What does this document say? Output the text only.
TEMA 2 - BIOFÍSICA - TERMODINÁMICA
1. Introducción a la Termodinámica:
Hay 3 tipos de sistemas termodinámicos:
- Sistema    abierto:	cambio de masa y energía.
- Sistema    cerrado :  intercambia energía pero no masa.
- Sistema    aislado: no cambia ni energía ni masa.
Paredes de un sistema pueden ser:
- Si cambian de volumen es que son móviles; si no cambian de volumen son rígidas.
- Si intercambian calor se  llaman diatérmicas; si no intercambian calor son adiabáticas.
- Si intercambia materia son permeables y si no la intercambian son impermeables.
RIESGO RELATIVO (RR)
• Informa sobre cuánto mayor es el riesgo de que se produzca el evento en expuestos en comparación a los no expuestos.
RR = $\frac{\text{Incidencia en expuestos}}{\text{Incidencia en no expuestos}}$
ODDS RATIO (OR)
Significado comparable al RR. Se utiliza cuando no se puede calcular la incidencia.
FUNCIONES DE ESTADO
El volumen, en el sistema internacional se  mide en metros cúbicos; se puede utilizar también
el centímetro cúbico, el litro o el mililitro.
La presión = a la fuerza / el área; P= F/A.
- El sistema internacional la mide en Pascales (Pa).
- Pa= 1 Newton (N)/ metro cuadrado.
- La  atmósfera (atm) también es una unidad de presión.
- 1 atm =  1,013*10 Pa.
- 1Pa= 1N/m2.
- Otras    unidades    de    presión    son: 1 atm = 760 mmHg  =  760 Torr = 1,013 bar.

☆ ☆ ☆ ☆ ☆ ☆ ☆

§ **Given problem**
Copy out each record, keeping every word as it is.

§ **Solved exercise**
What does this document say? Output the text only.
TEMA 2 - BIOFÍSICA - TERMODINÁMICA
1. Introducción a la Termodinámica:
Hay 3 tipos de sistemas termodinámicos:
- Sistema    abierto:	cambio de masa y energía.
- Sistema    cerrado :  intercambia energía pero no masa.
- Sistema    aislado: no cambia ni energía ni masa.
Paredes de un sistema pueden ser:
- Si cambian de volumen es que son móviles; si no cambian de volumen son rígidas.
- Si intercambian calor se  llaman diatérmicas; si no intercambian calor son adiabáticas.
- Si intercambia materia son permeables y si no la intercambian son impermeables.
RIESGO RELATIVO (RR)
• Informa sobre cuánto mayor es el riesgo de que se produzca el evento en expuestos en comparación a los no expuestos.
RR = $\frac{\text{Incidencia en expuestos}}{\text{Incidencia en no expuestos}}$
ODDS RATIO (OR)
Significado comparable al RR. Se utiliza cuando no se puede calcular la incidencia.
FUNCIONES DE ESTADO
El volumen, en el sistema internacional se  mide en metros cúbicos; se puede utilizar también
el centímetro cúbico, el litro o el mililitro.
La presión = a la fuerza / el área; P= F/A.
- El sistema internacional la mide en Pascales (Pa).
- Pa= 1 Newton (N)/ metro cuadrado.
- La  atmósfera (atm) también es una unidad de presión.
- 1 atm =  1,013*10 Pa.
- 1Pa= 1N/m2.
- Otras    unidades    de    presión    son: 1 atm = 760 mmHg  =  760 Torr = 1,013 bar.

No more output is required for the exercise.